* Work instruction
Each record that follows goes into your reply unchanged; the pictures do not.

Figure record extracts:

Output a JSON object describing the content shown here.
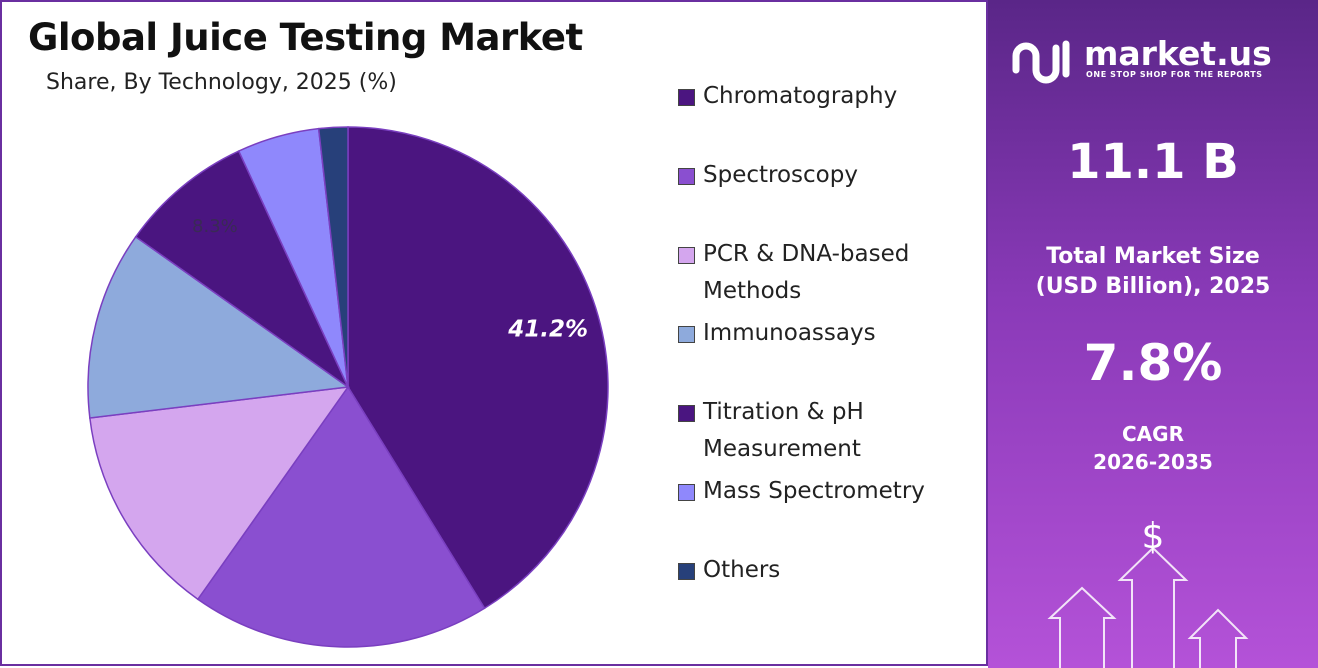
{
  "chart_data": {
    "type": "pie",
    "title": "Global Juice Testing Market",
    "subtitle": "Share, By Technology, 2025 (%)",
    "categories": [
      "Chromatography",
      "Spectroscopy",
      "PCR & DNA-based Methods",
      "Immunoassays",
      "Titration & pH Measurement",
      "Mass Spectrometry",
      "Others"
    ],
    "values": [
      41.2,
      18.6,
      13.3,
      11.7,
      8.3,
      5.1,
      1.8
    ],
    "value_labels": [
      "41.2%",
      null,
      null,
      null,
      "8.3%",
      null,
      null
    ],
    "colors": [
      "#4b1580",
      "#8a4fd0",
      "#d4a6ee",
      "#8eaadc",
      "#4a1580",
      "#8f88fc",
      "#27407a"
    ],
    "legend": "right"
  },
  "panel": {
    "brand": "market.us",
    "tagline": "ONE STOP SHOP FOR THE REPORTS",
    "market_size": "11.1 B",
    "market_size_label": "Total Market Size (USD Billion), 2025",
    "cagr": "7.8%",
    "cagr_label": "CAGR",
    "cagr_period": "2026-2035",
    "icon": "$"
  }
}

* Problem solution
Output a JSON object describing the content shown here.
{
  "chart_data": {
    "type": "pie",
    "title": "Global Juice Testing Market",
    "subtitle": "Share, By Technology, 2025 (%)",
    "categories": [
      "Chromatography",
      "Spectroscopy",
      "PCR & DNA-based Methods",
      "Immunoassays",
      "Titration & pH Measurement",
      "Mass Spectrometry",
      "Others"
    ],
    "values": [
      41.2,
      18.6,
      13.3,
      11.7,
      8.3,
      5.1,
      1.8
    ],
    "value_labels": [
      "41.2%",
      null,
      null,
      null,
      "8.3%",
      null,
      null
    ],
    "colors": [
      "#4b1580",
      "#8a4fd0",
      "#d4a6ee",
      "#8eaadc",
      "#4a1580",
      "#8f88fc",
      "#27407a"
    ],
    "legend": "right"
  },
  "panel": {
    "brand": "market.us",
    "tagline": "ONE STOP SHOP FOR THE REPORTS",
    "market_size": "11.1 B",
    "market_size_label": "Total Market Size (USD Billion), 2025",
    "cagr": "7.8%",
    "cagr_label": "CAGR",
    "cagr_period": "2026-2035",
    "icon": "$"
  }
}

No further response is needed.